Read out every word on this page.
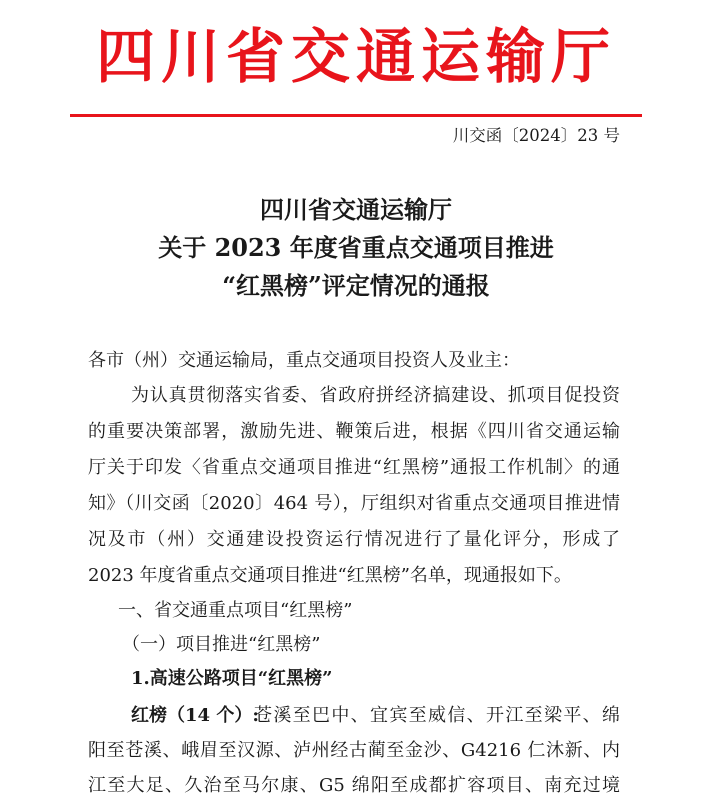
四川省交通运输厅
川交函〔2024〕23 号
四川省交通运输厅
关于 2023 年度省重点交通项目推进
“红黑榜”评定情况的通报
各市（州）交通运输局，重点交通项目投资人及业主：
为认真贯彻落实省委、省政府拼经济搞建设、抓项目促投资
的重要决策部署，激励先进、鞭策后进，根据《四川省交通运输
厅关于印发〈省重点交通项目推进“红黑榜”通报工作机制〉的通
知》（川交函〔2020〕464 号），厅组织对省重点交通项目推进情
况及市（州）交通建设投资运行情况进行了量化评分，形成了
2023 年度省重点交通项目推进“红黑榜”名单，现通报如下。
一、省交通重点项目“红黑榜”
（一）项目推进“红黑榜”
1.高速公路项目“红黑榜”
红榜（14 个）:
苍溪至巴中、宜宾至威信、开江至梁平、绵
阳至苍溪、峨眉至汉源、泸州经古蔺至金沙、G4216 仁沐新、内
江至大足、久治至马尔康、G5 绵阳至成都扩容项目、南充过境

━━━━

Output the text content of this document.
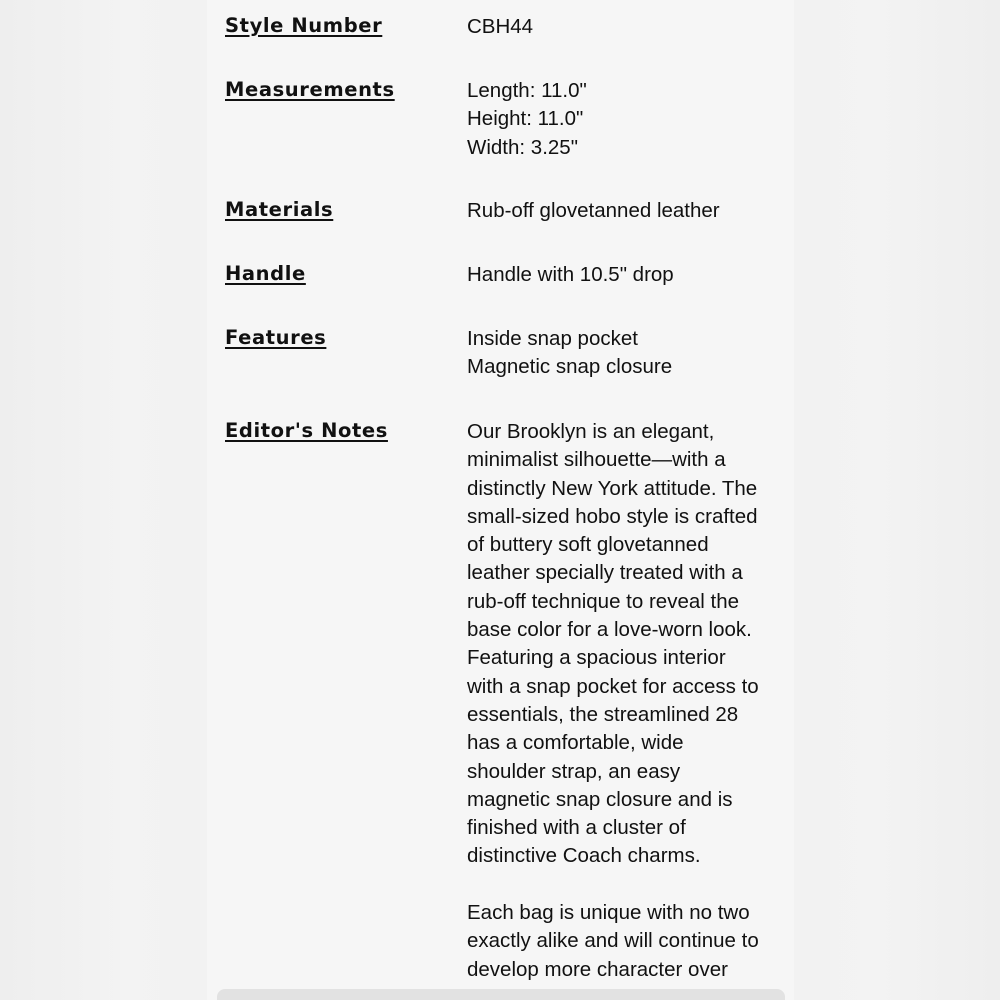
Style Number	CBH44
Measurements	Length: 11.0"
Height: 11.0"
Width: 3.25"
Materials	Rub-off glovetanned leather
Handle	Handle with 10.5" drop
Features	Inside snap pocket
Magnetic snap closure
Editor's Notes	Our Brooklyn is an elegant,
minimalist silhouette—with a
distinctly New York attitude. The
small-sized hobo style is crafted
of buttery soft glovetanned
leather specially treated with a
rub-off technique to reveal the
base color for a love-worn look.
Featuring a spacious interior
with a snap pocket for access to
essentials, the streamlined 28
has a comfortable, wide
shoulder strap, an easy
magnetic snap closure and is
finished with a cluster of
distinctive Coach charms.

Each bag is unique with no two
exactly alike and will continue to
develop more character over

━━━━

State the number of lines in the preceding entries that include the word "snap". Provide nothing else.

• **Task solution**
4